TASK: Please pull every line out of the records below and reproduce it verbatim, leaving the pictures out of your answer.
::::
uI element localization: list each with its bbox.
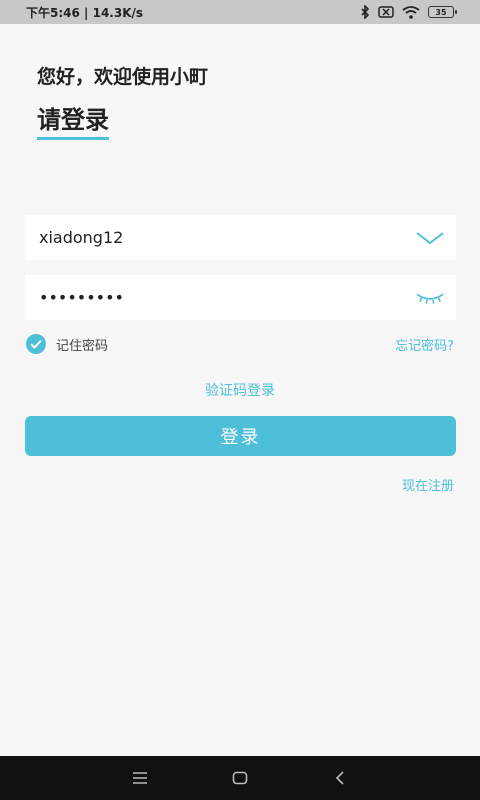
back-icon[interactable] (325, 763, 355, 793)
code-login-label[interactable]: 验证码登录 (205, 383, 275, 399)
greeting-text: 您好，欢迎使用小町 (37, 66, 209, 88)
bluetooth-icon (360, 5, 370, 19)
username-field[interactable] (25, 215, 456, 260)
wifi-icon (402, 5, 420, 19)
login-button[interactable]: 登录 (25, 416, 456, 456)
page-title: 请登录 (37, 100, 109, 140)
password-field[interactable] (25, 275, 456, 320)
status-right: 35 (360, 5, 457, 19)
code-login-link[interactable]: 验证码登录 (0, 380, 480, 400)
chevron-down-icon[interactable] (414, 225, 446, 250)
eye-closed-icon[interactable] (414, 285, 446, 310)
remember-label: 记住密码 (56, 338, 109, 354)
menu-icon[interactable] (125, 763, 155, 793)
check-circle-icon[interactable] (26, 334, 46, 354)
battery-icon: 35 (428, 6, 457, 18)
status-bar: 下午5:46 | 14.3K/s 35 (0, 0, 480, 24)
status-left: 下午5:46 | 14.3K/s (26, 5, 144, 20)
battery-level: 35 (435, 7, 447, 17)
forgot-password-link[interactable]: 忘记密码? (395, 335, 454, 354)
network-speed: 14.3K/s (92, 5, 144, 20)
status-time: 下午5:46 (26, 5, 80, 20)
home-icon[interactable] (225, 763, 255, 793)
register-link[interactable]: 现在注册 (402, 475, 454, 494)
remember-password[interactable]: 记住密码 (26, 334, 108, 354)
sim-off-icon (378, 6, 394, 18)
password-input[interactable] (37, 287, 444, 308)
username-input[interactable] (37, 227, 444, 248)
system-nav-bar (0, 756, 480, 800)
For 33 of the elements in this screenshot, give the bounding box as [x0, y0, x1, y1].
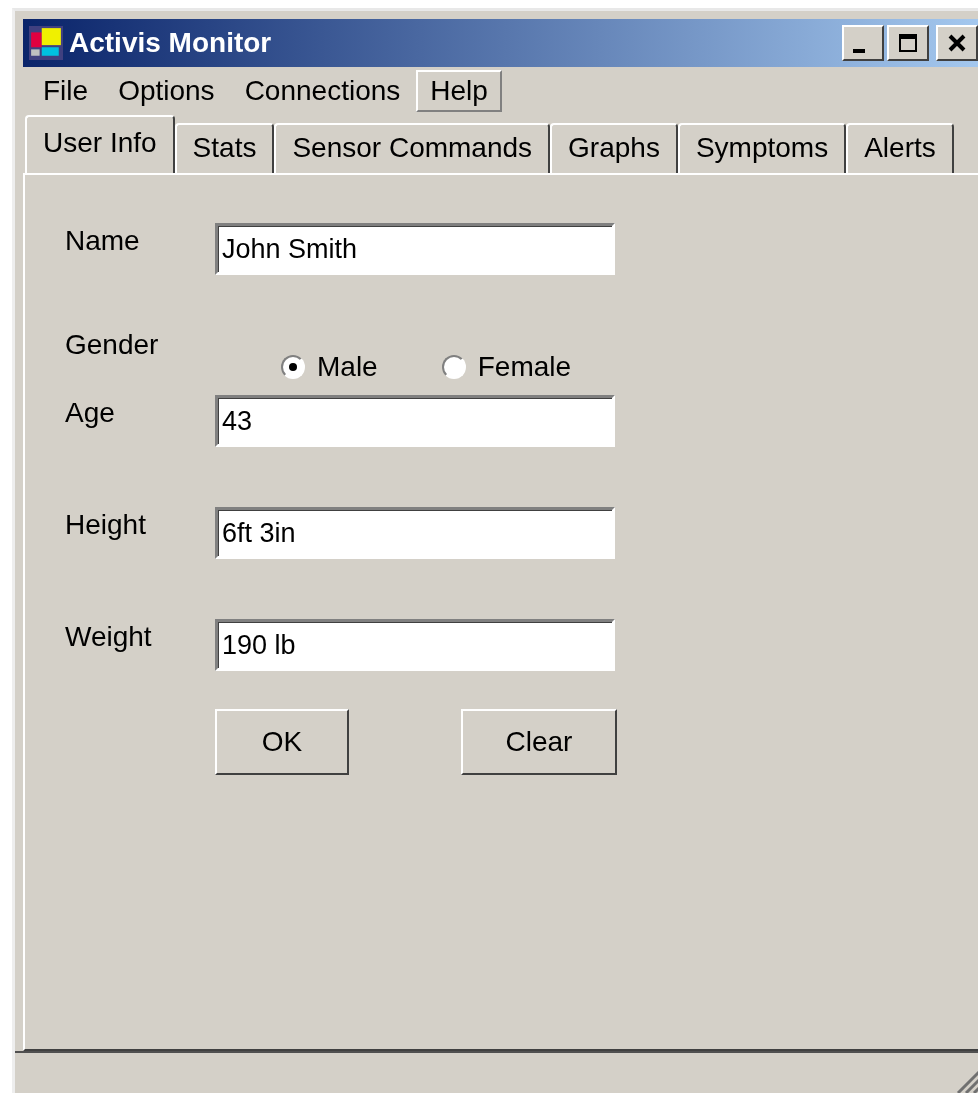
radio-label: Male	[317, 351, 378, 383]
menu-item[interactable]: File	[29, 70, 103, 112]
radio-label: Female	[477, 351, 572, 383]
minimize-icon	[853, 49, 865, 53]
tab[interactable]: User Info	[25, 115, 175, 173]
input-field[interactable]: John Smith	[215, 223, 615, 275]
action-button[interactable]: Clear	[461, 709, 617, 775]
menu-item[interactable]: Help	[416, 70, 502, 112]
minimize-button[interactable]	[842, 25, 884, 61]
tab[interactable]: Symptoms	[677, 123, 847, 173]
app-icon	[29, 26, 63, 60]
maximize-icon	[898, 33, 918, 53]
field-label: Weight	[65, 620, 153, 653]
close-icon	[947, 33, 967, 53]
maximize-button[interactable]	[887, 25, 929, 61]
field-label: Name	[65, 224, 141, 257]
tab[interactable]: Stats	[174, 123, 275, 173]
input-field[interactable]: 43	[215, 395, 615, 447]
input-field[interactable]: 6ft 3in	[215, 507, 615, 559]
tab[interactable]: Alerts	[846, 123, 954, 173]
field-label: Age	[65, 396, 116, 429]
action-button[interactable]: OK	[215, 709, 349, 775]
tab[interactable]: Sensor Commands	[274, 123, 551, 173]
menu-item[interactable]: Connections	[230, 70, 415, 112]
radio-button[interactable]	[281, 355, 305, 379]
close-button[interactable]	[936, 25, 978, 61]
window-title: Activis Monitor	[69, 27, 273, 59]
radio-button[interactable]	[441, 355, 466, 379]
tab[interactable]: Graphs	[550, 123, 678, 173]
field-label: Height	[65, 508, 147, 541]
field-label: Gender	[65, 329, 160, 361]
input-field[interactable]: 190 lb	[215, 619, 615, 671]
menu-item[interactable]: Options	[104, 70, 229, 112]
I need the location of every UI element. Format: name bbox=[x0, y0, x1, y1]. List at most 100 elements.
::::
ANSWER:
uI element localization: list each with its bbox.
back-icon[interactable] (325, 763, 355, 793)
code-login-label[interactable]: 验证码登录 (205, 383, 275, 399)
greeting-text: 您好，欢迎使用小町 (37, 66, 209, 88)
bluetooth-icon (360, 5, 370, 19)
username-field[interactable] (25, 215, 456, 260)
wifi-icon (402, 5, 420, 19)
login-button[interactable]: 登录 (25, 416, 456, 456)
page-title: 请登录 (37, 100, 109, 140)
password-field[interactable] (25, 275, 456, 320)
status-right: 35 (360, 5, 457, 19)
code-login-link[interactable]: 验证码登录 (0, 380, 480, 400)
chevron-down-icon[interactable] (414, 225, 446, 250)
eye-closed-icon[interactable] (414, 285, 446, 310)
remember-label: 记住密码 (56, 338, 109, 354)
menu-icon[interactable] (125, 763, 155, 793)
check-circle-icon[interactable] (26, 334, 46, 354)
battery-icon: 35 (428, 6, 457, 18)
status-bar: 下午5:46 | 14.3K/s 35 (0, 0, 480, 24)
status-left: 下午5:46 | 14.3K/s (26, 5, 144, 20)
battery-level: 35 (435, 7, 447, 17)
forgot-password-link[interactable]: 忘记密码? (395, 335, 454, 354)
network-speed: 14.3K/s (92, 5, 144, 20)
status-time: 下午5:46 (26, 5, 80, 20)
home-icon[interactable] (225, 763, 255, 793)
register-link[interactable]: 现在注册 (402, 475, 454, 494)
remember-password[interactable]: 记住密码 (26, 334, 108, 354)
sim-off-icon (378, 6, 394, 18)
password-input[interactable] (37, 287, 444, 308)
username-input[interactable] (37, 227, 444, 248)
system-nav-bar (0, 756, 480, 800)
For 33 of the elements in this screenshot, give the bounding box as [x0, y0, x1, y1].
radio-label: Male	[317, 351, 378, 383]
menu-item[interactable]: File	[29, 70, 103, 112]
radio-label: Female	[477, 351, 572, 383]
minimize-icon	[853, 49, 865, 53]
tab[interactable]: User Info	[25, 115, 175, 173]
input-field[interactable]: John Smith	[215, 223, 615, 275]
action-button[interactable]: Clear	[461, 709, 617, 775]
menu-item[interactable]: Help	[416, 70, 502, 112]
minimize-button[interactable]	[842, 25, 884, 61]
tab[interactable]: Symptoms	[677, 123, 847, 173]
app-icon	[29, 26, 63, 60]
maximize-icon	[898, 33, 918, 53]
field-label: Weight	[65, 620, 153, 653]
close-icon	[947, 33, 967, 53]
maximize-button[interactable]	[887, 25, 929, 61]
field-label: Name	[65, 224, 141, 257]
tab[interactable]: Stats	[174, 123, 275, 173]
input-field[interactable]: 43	[215, 395, 615, 447]
input-field[interactable]: 6ft 3in	[215, 507, 615, 559]
tab[interactable]: Alerts	[846, 123, 954, 173]
field-label: Age	[65, 396, 116, 429]
action-button[interactable]: OK	[215, 709, 349, 775]
tab[interactable]: Sensor Commands	[274, 123, 551, 173]
menu-item[interactable]: Connections	[230, 70, 415, 112]
radio-button[interactable]	[281, 355, 305, 379]
close-button[interactable]	[936, 25, 978, 61]
window-title: Activis Monitor	[69, 27, 273, 59]
radio-button[interactable]	[441, 355, 466, 379]
tab[interactable]: Graphs	[550, 123, 678, 173]
field-label: Height	[65, 508, 147, 541]
field-label: Gender	[65, 329, 160, 361]
input-field[interactable]: 190 lb	[215, 619, 615, 671]
menu-item[interactable]: Options	[104, 70, 229, 112]
I need the location of every UI element. Format: name bbox=[x0, y0, x1, y1]. List at most 100 elements.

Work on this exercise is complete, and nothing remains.